Each entry below should be echoed exactly, with pictures omitted.
--- begin MATERIALS PROVIDED ---
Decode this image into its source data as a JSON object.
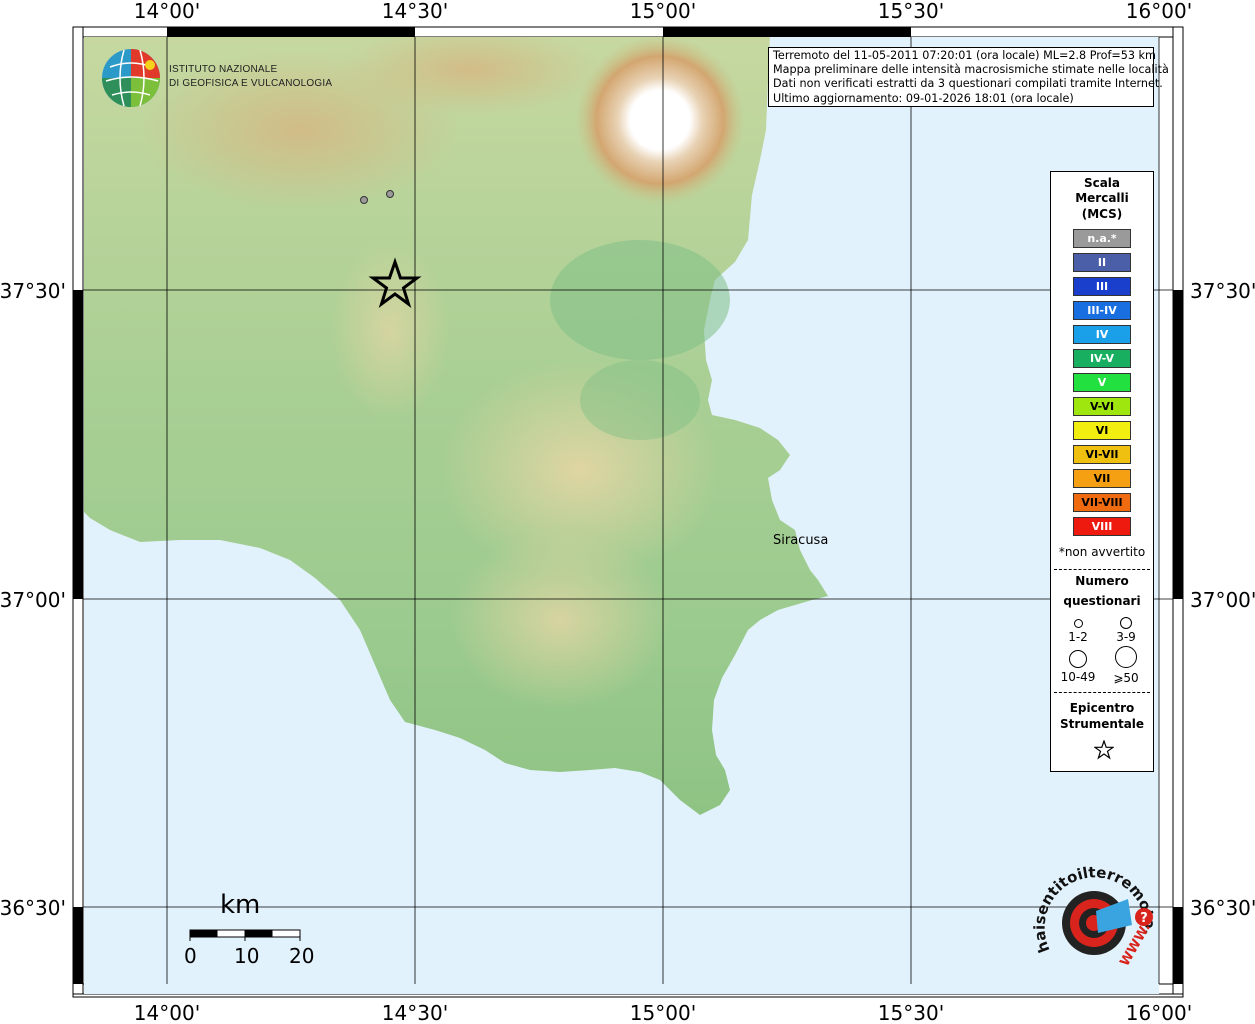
{
  "map": {
    "lon_labels": [
      "14°00'",
      "14°30'",
      "15°00'",
      "15°30'",
      "16°00'"
    ],
    "lat_labels": [
      "37°30'",
      "37°00'",
      "36°30'"
    ],
    "city": "Siracusa",
    "colors": {
      "sea": "#e2f2fc",
      "land_low": "#89c48a",
      "land_mid": "#c7d99a",
      "land_high": "#d9b888",
      "peak": "#ffffff"
    }
  },
  "logo": {
    "line1": "ISTITUTO NAZIONALE",
    "line2": "DI GEOFISICA E VULCANOLOGIA"
  },
  "info": {
    "line1": "Terremoto del 11-05-2011 07:20:01 (ora locale) ML=2.8 Prof=53 km",
    "line2": "Mappa preliminare delle intensità macrosismiche stimate nelle località",
    "line3": "Dati non verificati estratti da 3 questionari compilati tramite Internet.",
    "line4": "Ultimo aggiornamento: 09-01-2026 18:01 (ora locale)"
  },
  "legend": {
    "title": [
      "Scala",
      "Mercalli",
      "(MCS)"
    ],
    "scale": [
      {
        "label": "n.a.*",
        "color": "#9a9a9a"
      },
      {
        "label": "II",
        "color": "#4a5fa8"
      },
      {
        "label": "III",
        "color": "#1a3fcc"
      },
      {
        "label": "III-IV",
        "color": "#1a6fe0"
      },
      {
        "label": "IV",
        "color": "#1aa0e8"
      },
      {
        "label": "IV-V",
        "color": "#18b060"
      },
      {
        "label": "V",
        "color": "#22e040"
      },
      {
        "label": "V-VI",
        "color": "#9ee60e"
      },
      {
        "label": "VI",
        "color": "#f2ee10"
      },
      {
        "label": "VI-VII",
        "color": "#f0c010"
      },
      {
        "label": "VII",
        "color": "#f5a012"
      },
      {
        "label": "VII-VIII",
        "color": "#f06a10"
      },
      {
        "label": "VIII",
        "color": "#ee1a10"
      }
    ],
    "note": "*non avvertito",
    "questionnaire_title": [
      "Numero",
      "questionari"
    ],
    "sizes": [
      "1-2",
      "3-9",
      "10-49",
      "⩾50"
    ],
    "epicenter_title": [
      "Epicentro",
      "Strumentale"
    ]
  },
  "scalebar": {
    "unit": "km",
    "labels": [
      "0",
      "10",
      "20"
    ]
  },
  "hai_logo": {
    "text": "haisentitoilterremoto.it",
    "url_text": "WWW."
  }
}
--- end MATERIALS PROVIDED ---
ANSWER FOR THIS EXERCISE
Decode this image into its source data as a JSON object.
{
  "map": {
    "lon_labels": [
      "14°00'",
      "14°30'",
      "15°00'",
      "15°30'",
      "16°00'"
    ],
    "lat_labels": [
      "37°30'",
      "37°00'",
      "36°30'"
    ],
    "city": "Siracusa",
    "colors": {
      "sea": "#e2f2fc",
      "land_low": "#89c48a",
      "land_mid": "#c7d99a",
      "land_high": "#d9b888",
      "peak": "#ffffff"
    }
  },
  "logo": {
    "line1": "ISTITUTO NAZIONALE",
    "line2": "DI GEOFISICA E VULCANOLOGIA"
  },
  "info": {
    "line1": "Terremoto del 11-05-2011 07:20:01 (ora locale) ML=2.8 Prof=53 km",
    "line2": "Mappa preliminare delle intensità macrosismiche stimate nelle località",
    "line3": "Dati non verificati estratti da 3 questionari compilati tramite Internet.",
    "line4": "Ultimo aggiornamento: 09-01-2026 18:01 (ora locale)"
  },
  "legend": {
    "title": [
      "Scala",
      "Mercalli",
      "(MCS)"
    ],
    "scale": [
      {
        "label": "n.a.*",
        "color": "#9a9a9a"
      },
      {
        "label": "II",
        "color": "#4a5fa8"
      },
      {
        "label": "III",
        "color": "#1a3fcc"
      },
      {
        "label": "III-IV",
        "color": "#1a6fe0"
      },
      {
        "label": "IV",
        "color": "#1aa0e8"
      },
      {
        "label": "IV-V",
        "color": "#18b060"
      },
      {
        "label": "V",
        "color": "#22e040"
      },
      {
        "label": "V-VI",
        "color": "#9ee60e"
      },
      {
        "label": "VI",
        "color": "#f2ee10"
      },
      {
        "label": "VI-VII",
        "color": "#f0c010"
      },
      {
        "label": "VII",
        "color": "#f5a012"
      },
      {
        "label": "VII-VIII",
        "color": "#f06a10"
      },
      {
        "label": "VIII",
        "color": "#ee1a10"
      }
    ],
    "note": "*non avvertito",
    "questionnaire_title": [
      "Numero",
      "questionari"
    ],
    "sizes": [
      "1-2",
      "3-9",
      "10-49",
      "⩾50"
    ],
    "epicenter_title": [
      "Epicentro",
      "Strumentale"
    ]
  },
  "scalebar": {
    "unit": "km",
    "labels": [
      "0",
      "10",
      "20"
    ]
  },
  "hai_logo": {
    "text": "haisentitoilterremoto.it",
    "url_text": "WWW."
  }
}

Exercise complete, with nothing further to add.